-- start of DATA SHOWN --

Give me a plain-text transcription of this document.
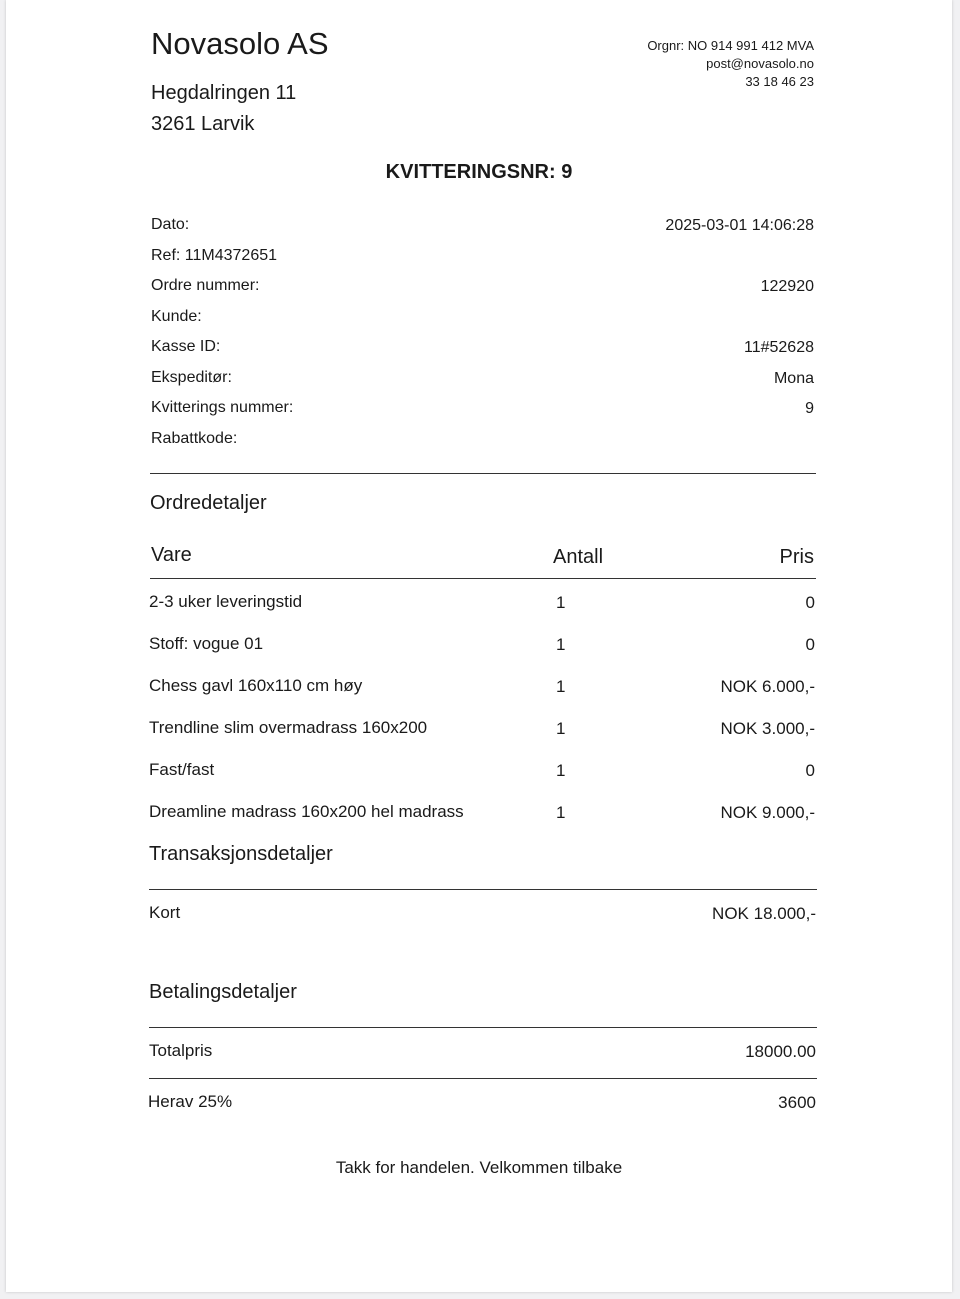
Novasolo AS
Hegdalringen 11
3261 Larvik
Orgnr: NO 914 991 412 MVA
post@novasolo.no
33 18 46 23
KVITTERINGSNR: 9
Dato:	2025-03-01 14:06:28
Ref: 11M4372651
Ordre nummer:	122920
Kunde:
Kasse ID:	11#52628
Ekspeditør:	Mona
Kvitterings nummer:	9
Rabattkode:
Ordredetaljer
Vare	Antall	Pris
2-3 uker leveringstid	1	0
Stoff: vogue 01	1	0
Chess gavl 160x110 cm høy	1	NOK 6.000,-
Trendline slim overmadrass 160x200	1	NOK 3.000,-
Fast/fast	1	0
Dreamline madrass 160x200 hel madrass	1	NOK 9.000,-
Transaksjonsdetaljer
Kort	NOK 18.000,-
Betalingsdetaljer
Totalpris	18000.00
Herav 25%	3600
Takk for handelen. Velkommen tilbake
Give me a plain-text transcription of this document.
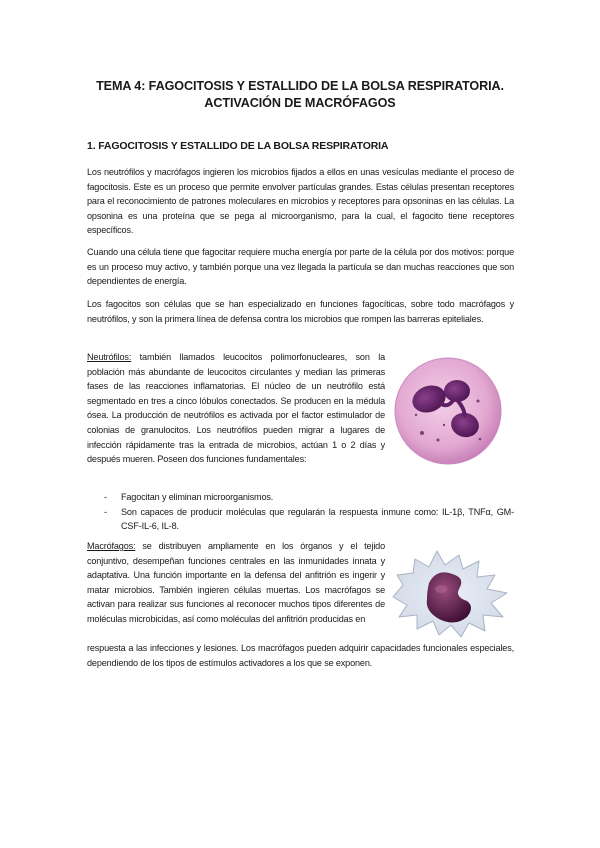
TEMA 4: FAGOCITOSIS Y ESTALLIDO DE LA BOLSA RESPIRATORIA.
ACTIVACIÓN DE MACRÓFAGOS
1. FAGOCITOSIS Y ESTALLIDO DE LA BOLSA RESPIRATORIA

Los neutrófilos y macrófagos ingieren los microbios fijados a ellos en unas vesículas mediante el proceso de fagocitosis. Este es un proceso que permite envolver partículas grandes. Estas células presentan receptores para el reconocimiento de patrones moleculares en microbios y receptores para opsoninas en las células. La opsonina es una proteína que se pega al microorganismo, para la cual, el fagocito tiene receptores específicos.

Cuando una célula tiene que fagocitar requiere mucha energía por parte de la célula por dos motivos: porque es un proceso muy activo, y también porque una vez llegada la partícula se dan muchas reacciones que son dependientes de energía.

Los fagocitos son células que se han especializado en funciones fagocíticas, sobre todo macrófagos y neutrófilos, y son la primera línea de defensa contra los microbios que rompen las barreras epiteliales.

Neutrófilos: también llamados leucocitos polimorfonucleares, son la población más abundante de leucocitos circulantes y median las primeras fases de las reacciones inflamatorias. El núcleo de un neutrófilo está segmentado en tres a cinco lóbulos conectados. Se producen en la médula ósea. La producción de neutrófilos es activada por el factor estimulador de colonias de granulocitos. Los neutrófilos pueden migrar a lugares de infección rápidamente tras la entrada de microbios, actúan 1 o 2 días y después mueren. Poseen dos funciones fundamentales:

- Fagocitan y eliminan microorganismos.
- Son capaces de producir moléculas que regularán la respuesta inmune como: IL-1β, TNFα, GM-CSF-IL-6, IL-8.

Macrófagos: se distribuyen ampliamente en los órganos y el tejido conjuntivo, desempeñan funciones centrales en las inmunidades innata y adaptativa. Una función importante en la defensa del anfitrión es ingerir y matar microbios. También ingieren células muertas. Los macrófagos se activan para realizar sus funciones al reconocer muchos tipos diferentes de moléculas microbicidas, así como moléculas del anfitrión producidas en

respuesta a las infecciones y lesiones. Los macrófagos pueden adquirir capacidades funcionales especiales, dependiendo de los tipos de estímulos activadores a los que se exponen.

-- end of DATA SHOWN --

THE REQUEST> Reproduce the material above verbatim; omit every picture.

IN RESPONSE>
Give me a plain-text transcription of this document.
Novasolo AS
Hegdalringen 11
3261 Larvik
Orgnr: NO 914 991 412 MVA
post@novasolo.no
33 18 46 23
KVITTERINGSNR: 9
Dato:	2025-03-01 14:06:28
Ref: 11M4372651
Ordre nummer:	122920
Kunde:
Kasse ID:	11#52628
Ekspeditør:	Mona
Kvitterings nummer:	9
Rabattkode:
Ordredetaljer
Vare	Antall	Pris
2-3 uker leveringstid	1	0
Stoff: vogue 01	1	0
Chess gavl 160x110 cm høy	1	NOK 6.000,-
Trendline slim overmadrass 160x200	1	NOK 3.000,-
Fast/fast	1	0
Dreamline madrass 160x200 hel madrass	1	NOK 9.000,-
Transaksjonsdetaljer
Kort	NOK 18.000,-
Betalingsdetaljer
Totalpris	18000.00
Herav 25%	3600
Takk for handelen. Velkommen tilbake
Give me a plain-text transcription of this document.
TEMA 4: FAGOCITOSIS Y ESTALLIDO DE LA BOLSA RESPIRATORIA.
ACTIVACIÓN DE MACRÓFAGOS
1. FAGOCITOSIS Y ESTALLIDO DE LA BOLSA RESPIRATORIA

Los neutrófilos y macrófagos ingieren los microbios fijados a ellos en unas vesículas mediante el proceso de fagocitosis. Este es un proceso que permite envolver partículas grandes. Estas células presentan receptores para el reconocimiento de patrones moleculares en microbios y receptores para opsoninas en las células. La opsonina es una proteína que se pega al microorganismo, para la cual, el fagocito tiene receptores específicos.

Cuando una célula tiene que fagocitar requiere mucha energía por parte de la célula por dos motivos: porque es un proceso muy activo, y también porque una vez llegada la partícula se dan muchas reacciones que son dependientes de energía.

Los fagocitos son células que se han especializado en funciones fagocíticas, sobre todo macrófagos y neutrófilos, y son la primera línea de defensa contra los microbios que rompen las barreras epiteliales.

Neutrófilos: también llamados leucocitos polimorfonucleares, son la población más abundante de leucocitos circulantes y median las primeras fases de las reacciones inflamatorias. El núcleo de un neutrófilo está segmentado en tres a cinco lóbulos conectados. Se producen en la médula ósea. La producción de neutrófilos es activada por el factor estimulador de colonias de granulocitos. Los neutrófilos pueden migrar a lugares de infección rápidamente tras la entrada de microbios, actúan 1 o 2 días y después mueren. Poseen dos funciones fundamentales:

- Fagocitan y eliminan microorganismos.
- Son capaces de producir moléculas que regularán la respuesta inmune como: IL-1β, TNFα, GM-CSF-IL-6, IL-8.

Macrófagos: se distribuyen ampliamente en los órganos y el tejido conjuntivo, desempeñan funciones centrales en las inmunidades innata y adaptativa. Una función importante en la defensa del anfitrión es ingerir y matar microbios. También ingieren células muertas. Los macrófagos se activan para realizar sus funciones al reconocer muchos tipos diferentes de moléculas microbicidas, así como moléculas del anfitrión producidas en

respuesta a las infecciones y lesiones. Los macrófagos pueden adquirir capacidades funcionales especiales, dependiendo de los tipos de estímulos activadores a los que se exponen.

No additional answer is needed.